WRITTEN TASK » How many of these lines hold the string "JSON"? Answer with the number only.

>> Begin

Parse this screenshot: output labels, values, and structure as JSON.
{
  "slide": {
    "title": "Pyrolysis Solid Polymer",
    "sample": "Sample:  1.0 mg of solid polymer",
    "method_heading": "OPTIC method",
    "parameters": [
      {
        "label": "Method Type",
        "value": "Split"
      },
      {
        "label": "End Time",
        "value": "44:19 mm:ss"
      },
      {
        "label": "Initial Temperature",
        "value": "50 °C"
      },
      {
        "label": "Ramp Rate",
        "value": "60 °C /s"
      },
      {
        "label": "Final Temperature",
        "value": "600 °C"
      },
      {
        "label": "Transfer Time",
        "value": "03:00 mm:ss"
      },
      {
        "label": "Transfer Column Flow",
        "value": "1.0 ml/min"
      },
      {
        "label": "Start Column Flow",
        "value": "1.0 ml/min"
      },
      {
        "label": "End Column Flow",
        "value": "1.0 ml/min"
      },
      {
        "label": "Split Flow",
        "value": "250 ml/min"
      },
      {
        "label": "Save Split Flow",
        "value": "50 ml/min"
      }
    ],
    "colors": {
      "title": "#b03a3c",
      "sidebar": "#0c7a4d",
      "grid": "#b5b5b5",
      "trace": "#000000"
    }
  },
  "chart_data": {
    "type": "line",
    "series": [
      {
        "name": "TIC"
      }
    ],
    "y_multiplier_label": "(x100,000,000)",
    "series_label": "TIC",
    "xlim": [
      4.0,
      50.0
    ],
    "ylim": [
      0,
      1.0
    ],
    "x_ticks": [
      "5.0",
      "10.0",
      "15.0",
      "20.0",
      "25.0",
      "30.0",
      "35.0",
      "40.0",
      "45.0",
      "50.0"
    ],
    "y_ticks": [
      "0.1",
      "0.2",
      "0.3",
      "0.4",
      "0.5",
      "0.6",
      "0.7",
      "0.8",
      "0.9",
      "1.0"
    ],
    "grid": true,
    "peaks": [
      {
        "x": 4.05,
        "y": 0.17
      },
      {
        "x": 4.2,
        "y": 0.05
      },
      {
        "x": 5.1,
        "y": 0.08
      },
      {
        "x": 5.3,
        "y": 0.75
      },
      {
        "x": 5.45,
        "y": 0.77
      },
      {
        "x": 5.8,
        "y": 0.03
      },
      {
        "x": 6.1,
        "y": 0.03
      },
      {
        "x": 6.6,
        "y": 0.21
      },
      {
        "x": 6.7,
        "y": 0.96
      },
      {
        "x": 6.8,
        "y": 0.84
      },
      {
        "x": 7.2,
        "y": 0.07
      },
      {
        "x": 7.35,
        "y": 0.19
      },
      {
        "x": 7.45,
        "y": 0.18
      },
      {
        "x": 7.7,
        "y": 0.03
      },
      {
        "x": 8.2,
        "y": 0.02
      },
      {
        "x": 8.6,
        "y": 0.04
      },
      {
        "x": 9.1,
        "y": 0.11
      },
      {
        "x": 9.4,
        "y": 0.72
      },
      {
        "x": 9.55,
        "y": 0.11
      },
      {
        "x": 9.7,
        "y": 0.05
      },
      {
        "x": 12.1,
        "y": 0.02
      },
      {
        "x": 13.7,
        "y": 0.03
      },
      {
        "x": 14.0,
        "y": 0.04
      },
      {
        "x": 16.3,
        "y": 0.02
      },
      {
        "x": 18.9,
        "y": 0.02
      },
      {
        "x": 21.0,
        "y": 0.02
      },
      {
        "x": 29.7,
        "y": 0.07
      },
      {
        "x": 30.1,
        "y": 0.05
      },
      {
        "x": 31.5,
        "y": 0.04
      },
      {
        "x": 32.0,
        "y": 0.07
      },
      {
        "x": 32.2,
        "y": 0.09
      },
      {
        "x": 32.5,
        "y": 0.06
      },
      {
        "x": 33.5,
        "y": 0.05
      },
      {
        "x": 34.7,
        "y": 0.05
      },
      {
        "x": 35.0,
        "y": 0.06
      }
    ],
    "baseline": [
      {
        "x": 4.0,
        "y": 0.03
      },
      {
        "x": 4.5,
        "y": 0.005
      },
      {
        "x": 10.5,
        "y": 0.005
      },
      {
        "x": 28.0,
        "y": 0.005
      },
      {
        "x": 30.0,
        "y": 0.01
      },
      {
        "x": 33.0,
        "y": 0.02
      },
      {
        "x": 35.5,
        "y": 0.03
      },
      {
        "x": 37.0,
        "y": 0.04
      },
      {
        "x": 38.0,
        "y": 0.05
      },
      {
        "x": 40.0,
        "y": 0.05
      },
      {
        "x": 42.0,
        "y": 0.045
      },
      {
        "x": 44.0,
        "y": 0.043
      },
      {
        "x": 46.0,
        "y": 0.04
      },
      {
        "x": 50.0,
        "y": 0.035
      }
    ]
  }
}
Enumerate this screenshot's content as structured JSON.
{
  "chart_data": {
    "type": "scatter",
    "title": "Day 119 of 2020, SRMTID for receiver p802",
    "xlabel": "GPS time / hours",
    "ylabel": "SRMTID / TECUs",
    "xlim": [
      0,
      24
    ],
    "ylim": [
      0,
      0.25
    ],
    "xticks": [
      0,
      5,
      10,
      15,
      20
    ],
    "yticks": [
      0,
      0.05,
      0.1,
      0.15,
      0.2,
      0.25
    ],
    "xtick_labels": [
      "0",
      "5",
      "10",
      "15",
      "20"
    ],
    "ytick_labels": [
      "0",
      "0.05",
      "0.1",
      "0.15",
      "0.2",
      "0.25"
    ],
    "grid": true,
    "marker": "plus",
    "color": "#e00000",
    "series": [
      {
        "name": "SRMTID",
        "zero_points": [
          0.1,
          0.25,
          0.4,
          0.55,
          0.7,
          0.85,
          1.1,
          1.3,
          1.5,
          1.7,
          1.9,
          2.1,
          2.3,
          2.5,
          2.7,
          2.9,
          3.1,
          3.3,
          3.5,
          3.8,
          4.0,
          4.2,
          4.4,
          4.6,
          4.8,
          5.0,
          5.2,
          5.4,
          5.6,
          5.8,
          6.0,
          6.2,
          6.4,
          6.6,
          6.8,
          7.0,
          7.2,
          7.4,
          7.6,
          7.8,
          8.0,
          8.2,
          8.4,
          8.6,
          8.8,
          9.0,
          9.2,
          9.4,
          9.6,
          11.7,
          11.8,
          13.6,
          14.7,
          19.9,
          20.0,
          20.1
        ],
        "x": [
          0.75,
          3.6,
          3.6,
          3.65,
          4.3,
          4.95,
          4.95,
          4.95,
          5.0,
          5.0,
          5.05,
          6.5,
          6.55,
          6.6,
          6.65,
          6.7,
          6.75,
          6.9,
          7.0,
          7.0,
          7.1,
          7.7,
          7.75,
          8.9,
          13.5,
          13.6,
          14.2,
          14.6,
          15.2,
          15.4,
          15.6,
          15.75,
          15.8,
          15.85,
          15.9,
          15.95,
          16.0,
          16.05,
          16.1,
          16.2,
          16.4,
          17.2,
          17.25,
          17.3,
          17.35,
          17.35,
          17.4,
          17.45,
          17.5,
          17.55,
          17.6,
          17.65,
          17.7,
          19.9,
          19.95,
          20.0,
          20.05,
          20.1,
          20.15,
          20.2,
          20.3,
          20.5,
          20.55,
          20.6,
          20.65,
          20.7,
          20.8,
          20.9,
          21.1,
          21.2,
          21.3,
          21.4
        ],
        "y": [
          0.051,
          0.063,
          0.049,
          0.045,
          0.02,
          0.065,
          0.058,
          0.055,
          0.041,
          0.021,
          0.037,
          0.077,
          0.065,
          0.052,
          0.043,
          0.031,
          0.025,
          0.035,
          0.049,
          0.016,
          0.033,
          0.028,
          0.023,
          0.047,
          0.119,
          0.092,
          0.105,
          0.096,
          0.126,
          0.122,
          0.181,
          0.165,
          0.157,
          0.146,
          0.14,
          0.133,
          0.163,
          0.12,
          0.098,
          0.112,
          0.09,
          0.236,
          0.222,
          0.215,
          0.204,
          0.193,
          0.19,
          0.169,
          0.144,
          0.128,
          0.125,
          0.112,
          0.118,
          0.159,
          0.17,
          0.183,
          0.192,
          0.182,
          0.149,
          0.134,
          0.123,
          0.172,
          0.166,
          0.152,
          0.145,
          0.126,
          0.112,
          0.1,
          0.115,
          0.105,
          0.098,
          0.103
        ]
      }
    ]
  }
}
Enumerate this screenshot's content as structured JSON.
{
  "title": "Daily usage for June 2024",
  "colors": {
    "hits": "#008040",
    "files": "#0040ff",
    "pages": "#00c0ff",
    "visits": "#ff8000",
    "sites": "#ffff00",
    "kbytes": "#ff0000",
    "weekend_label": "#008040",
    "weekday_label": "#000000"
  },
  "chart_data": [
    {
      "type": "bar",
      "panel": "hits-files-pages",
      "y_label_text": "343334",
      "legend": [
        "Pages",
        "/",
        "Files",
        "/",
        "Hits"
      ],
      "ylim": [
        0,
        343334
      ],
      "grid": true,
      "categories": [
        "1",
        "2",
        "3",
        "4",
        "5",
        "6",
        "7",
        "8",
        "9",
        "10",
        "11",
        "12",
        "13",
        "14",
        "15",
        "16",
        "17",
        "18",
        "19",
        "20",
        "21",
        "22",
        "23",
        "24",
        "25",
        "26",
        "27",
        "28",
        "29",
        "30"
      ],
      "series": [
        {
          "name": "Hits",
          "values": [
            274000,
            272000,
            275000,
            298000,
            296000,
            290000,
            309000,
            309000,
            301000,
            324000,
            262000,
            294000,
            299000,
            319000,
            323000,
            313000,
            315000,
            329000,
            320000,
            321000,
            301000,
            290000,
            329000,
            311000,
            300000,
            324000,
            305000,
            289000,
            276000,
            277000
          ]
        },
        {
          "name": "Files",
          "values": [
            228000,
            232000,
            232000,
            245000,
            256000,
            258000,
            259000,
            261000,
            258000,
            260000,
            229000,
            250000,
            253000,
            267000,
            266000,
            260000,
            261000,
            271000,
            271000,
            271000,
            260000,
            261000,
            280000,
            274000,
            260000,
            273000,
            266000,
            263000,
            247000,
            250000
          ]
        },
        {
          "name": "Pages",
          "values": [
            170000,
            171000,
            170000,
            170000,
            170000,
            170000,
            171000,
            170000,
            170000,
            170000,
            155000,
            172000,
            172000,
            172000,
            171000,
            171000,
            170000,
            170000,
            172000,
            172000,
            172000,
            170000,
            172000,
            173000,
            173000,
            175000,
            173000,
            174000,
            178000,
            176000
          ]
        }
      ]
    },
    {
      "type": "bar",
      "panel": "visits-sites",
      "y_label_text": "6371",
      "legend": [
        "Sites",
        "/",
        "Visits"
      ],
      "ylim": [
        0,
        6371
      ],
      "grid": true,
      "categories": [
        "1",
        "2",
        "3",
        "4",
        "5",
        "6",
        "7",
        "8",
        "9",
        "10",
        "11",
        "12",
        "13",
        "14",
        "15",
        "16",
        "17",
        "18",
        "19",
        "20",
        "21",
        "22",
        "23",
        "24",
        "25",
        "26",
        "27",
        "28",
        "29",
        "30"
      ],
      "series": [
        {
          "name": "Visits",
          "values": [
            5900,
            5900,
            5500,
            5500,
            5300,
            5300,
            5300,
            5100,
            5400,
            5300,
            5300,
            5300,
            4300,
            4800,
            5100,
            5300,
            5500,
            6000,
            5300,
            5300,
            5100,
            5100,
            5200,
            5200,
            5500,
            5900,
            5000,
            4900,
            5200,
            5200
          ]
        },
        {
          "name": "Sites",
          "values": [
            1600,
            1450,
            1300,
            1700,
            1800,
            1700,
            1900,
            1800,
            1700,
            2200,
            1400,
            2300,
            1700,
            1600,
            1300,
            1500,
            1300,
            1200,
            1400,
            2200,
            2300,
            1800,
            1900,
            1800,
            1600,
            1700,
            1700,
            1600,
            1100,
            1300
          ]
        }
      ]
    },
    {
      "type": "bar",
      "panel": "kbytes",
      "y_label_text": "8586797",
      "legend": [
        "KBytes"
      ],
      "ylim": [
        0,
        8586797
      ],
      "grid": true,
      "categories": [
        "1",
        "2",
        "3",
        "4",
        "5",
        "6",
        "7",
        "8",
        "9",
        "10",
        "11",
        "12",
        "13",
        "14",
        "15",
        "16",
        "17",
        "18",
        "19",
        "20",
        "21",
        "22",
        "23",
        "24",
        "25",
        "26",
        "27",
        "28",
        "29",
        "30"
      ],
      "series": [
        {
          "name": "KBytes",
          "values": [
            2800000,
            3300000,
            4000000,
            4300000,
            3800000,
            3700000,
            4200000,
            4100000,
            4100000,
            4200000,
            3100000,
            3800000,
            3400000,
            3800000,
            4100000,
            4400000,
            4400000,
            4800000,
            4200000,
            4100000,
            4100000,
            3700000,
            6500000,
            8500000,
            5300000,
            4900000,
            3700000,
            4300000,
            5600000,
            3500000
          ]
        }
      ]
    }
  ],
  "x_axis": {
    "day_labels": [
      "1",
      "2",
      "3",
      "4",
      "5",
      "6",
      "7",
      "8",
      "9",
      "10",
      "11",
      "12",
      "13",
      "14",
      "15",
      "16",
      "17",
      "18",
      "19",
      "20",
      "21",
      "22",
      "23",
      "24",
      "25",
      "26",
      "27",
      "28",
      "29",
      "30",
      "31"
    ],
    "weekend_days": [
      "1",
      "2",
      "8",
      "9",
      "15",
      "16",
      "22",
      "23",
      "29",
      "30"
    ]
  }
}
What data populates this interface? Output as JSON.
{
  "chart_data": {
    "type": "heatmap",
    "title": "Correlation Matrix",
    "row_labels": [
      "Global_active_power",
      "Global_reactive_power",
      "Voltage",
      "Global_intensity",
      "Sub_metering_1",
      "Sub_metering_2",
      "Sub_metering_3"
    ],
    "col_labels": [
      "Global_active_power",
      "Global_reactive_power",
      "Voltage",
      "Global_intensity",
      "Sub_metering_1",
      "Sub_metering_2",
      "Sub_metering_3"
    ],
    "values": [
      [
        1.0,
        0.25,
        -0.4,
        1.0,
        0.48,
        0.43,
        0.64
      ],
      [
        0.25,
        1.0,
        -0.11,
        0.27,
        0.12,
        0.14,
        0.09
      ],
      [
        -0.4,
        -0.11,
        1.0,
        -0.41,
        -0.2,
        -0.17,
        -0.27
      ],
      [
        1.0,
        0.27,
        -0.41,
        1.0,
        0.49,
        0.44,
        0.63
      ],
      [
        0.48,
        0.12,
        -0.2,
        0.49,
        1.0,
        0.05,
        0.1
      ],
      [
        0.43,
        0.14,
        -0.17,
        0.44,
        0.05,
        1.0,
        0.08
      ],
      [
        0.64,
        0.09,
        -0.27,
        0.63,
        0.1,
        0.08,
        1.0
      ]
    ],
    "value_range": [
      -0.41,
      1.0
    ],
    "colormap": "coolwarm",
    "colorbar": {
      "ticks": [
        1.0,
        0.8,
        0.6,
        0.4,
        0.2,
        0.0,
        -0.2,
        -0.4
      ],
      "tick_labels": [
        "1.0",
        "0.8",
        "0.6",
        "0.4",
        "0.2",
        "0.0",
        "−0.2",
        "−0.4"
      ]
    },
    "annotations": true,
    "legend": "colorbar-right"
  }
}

>> End

THE ANSWER » 4